### Task goal:
Which lines contain the string "true"? Please list every one of them.

### Recorded information:
[START]
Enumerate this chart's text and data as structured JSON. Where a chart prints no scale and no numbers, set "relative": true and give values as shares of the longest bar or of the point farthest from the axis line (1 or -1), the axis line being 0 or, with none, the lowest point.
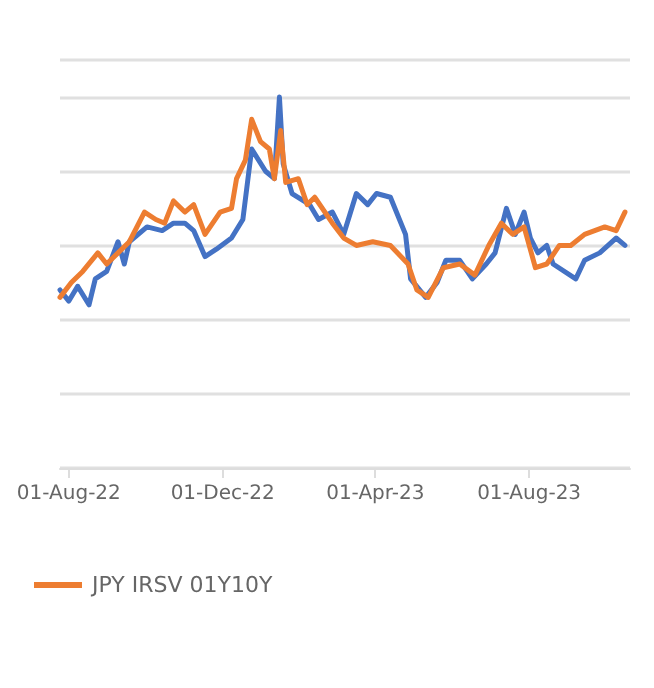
{
  "chart_data": {
    "type": "line",
    "relative": true,
    "grid": "y",
    "legend": "bottom left",
    "marker": "none",
    "line_style": "solid",
    "xlim": [
      "2022-07-25",
      "2023-10-20"
    ],
    "xticks": [
      {
        "value": "2022-08-01",
        "label": "01-Aug-22"
      },
      {
        "value": "2022-12-01",
        "label": "01-Dec-22"
      },
      {
        "value": "2023-04-01",
        "label": "01-Apr-23"
      },
      {
        "value": "2023-08-01",
        "label": "01-Aug-23"
      }
    ],
    "series": [
      {
        "color": "#4472c4",
        "x": [
          "2022-07-25",
          "2022-08-01",
          "2022-08-08",
          "2022-08-17",
          "2022-08-22",
          "2022-08-31",
          "2022-09-09",
          "2022-09-14",
          "2022-09-18",
          "2022-10-02",
          "2022-10-14",
          "2022-10-23",
          "2022-11-01",
          "2022-11-08",
          "2022-11-17",
          "2022-11-26",
          "2022-12-08",
          "2022-12-17",
          "2022-12-24",
          "2023-01-04",
          "2023-01-11",
          "2023-01-15",
          "2023-01-18",
          "2023-01-25",
          "2023-02-08",
          "2023-02-15",
          "2023-02-26",
          "2023-03-07",
          "2023-03-17",
          "2023-03-26",
          "2023-04-02",
          "2023-04-13",
          "2023-04-25",
          "2023-04-29",
          "2023-05-11",
          "2023-05-20",
          "2023-05-27",
          "2023-06-07",
          "2023-06-17",
          "2023-06-28",
          "2023-07-05",
          "2023-07-14",
          "2023-07-21",
          "2023-07-28",
          "2023-08-02",
          "2023-08-08",
          "2023-08-15",
          "2023-08-20",
          "2023-09-07",
          "2023-09-14",
          "2023-09-26",
          "2023-10-09",
          "2023-10-16"
        ],
        "values": [
          0.48,
          0.45,
          0.49,
          0.44,
          0.51,
          0.53,
          0.61,
          0.55,
          0.61,
          0.65,
          0.64,
          0.66,
          0.66,
          0.64,
          0.57,
          0.59,
          0.62,
          0.67,
          0.86,
          0.8,
          0.78,
          1,
          0.82,
          0.74,
          0.71,
          0.67,
          0.69,
          0.63,
          0.74,
          0.71,
          0.74,
          0.73,
          0.63,
          0.51,
          0.46,
          0.5,
          0.56,
          0.56,
          0.51,
          0.55,
          0.58,
          0.7,
          0.63,
          0.69,
          0.62,
          0.58,
          0.6,
          0.55,
          0.51,
          0.56,
          0.58,
          0.62,
          0.6
        ]
      },
      {
        "name": "JPY IRSV 01Y10Y",
        "color": "#ed7d31",
        "x": [
          "2022-07-25",
          "2022-08-03",
          "2022-08-12",
          "2022-08-24",
          "2022-08-31",
          "2022-09-09",
          "2022-09-18",
          "2022-09-30",
          "2022-10-09",
          "2022-10-16",
          "2022-10-23",
          "2022-11-01",
          "2022-11-08",
          "2022-11-17",
          "2022-11-29",
          "2022-12-08",
          "2022-12-12",
          "2022-12-19",
          "2022-12-24",
          "2022-12-31",
          "2023-01-07",
          "2023-01-11",
          "2023-01-16",
          "2023-01-20",
          "2023-01-30",
          "2023-02-06",
          "2023-02-12",
          "2023-02-26",
          "2023-03-07",
          "2023-03-17",
          "2023-03-30",
          "2023-04-13",
          "2023-04-27",
          "2023-05-04",
          "2023-05-13",
          "2023-05-25",
          "2023-06-07",
          "2023-06-19",
          "2023-06-30",
          "2023-07-10",
          "2023-07-19",
          "2023-07-28",
          "2023-08-06",
          "2023-08-15",
          "2023-08-25",
          "2023-09-03",
          "2023-09-14",
          "2023-09-30",
          "2023-10-09",
          "2023-10-16"
        ],
        "values": [
          0.46,
          0.5,
          0.53,
          0.58,
          0.55,
          0.58,
          0.61,
          0.69,
          0.67,
          0.66,
          0.72,
          0.69,
          0.71,
          0.63,
          0.69,
          0.7,
          0.78,
          0.83,
          0.94,
          0.88,
          0.86,
          0.78,
          0.91,
          0.77,
          0.78,
          0.71,
          0.73,
          0.66,
          0.62,
          0.6,
          0.61,
          0.6,
          0.55,
          0.48,
          0.46,
          0.54,
          0.55,
          0.52,
          0.6,
          0.66,
          0.63,
          0.65,
          0.54,
          0.55,
          0.6,
          0.6,
          0.63,
          0.65,
          0.64,
          0.69
        ]
      }
    ]
  }
}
[END]
### Written solution:
Enumerate this chart's text and data as structured JSON. Where a chart prints no scale and no numbers, set "relative": true and give values as shares of the longest bar or of the point farthest from the axis line (1 or -1), the axis line being 0 or, with none, the lowest point.
    "relative": true,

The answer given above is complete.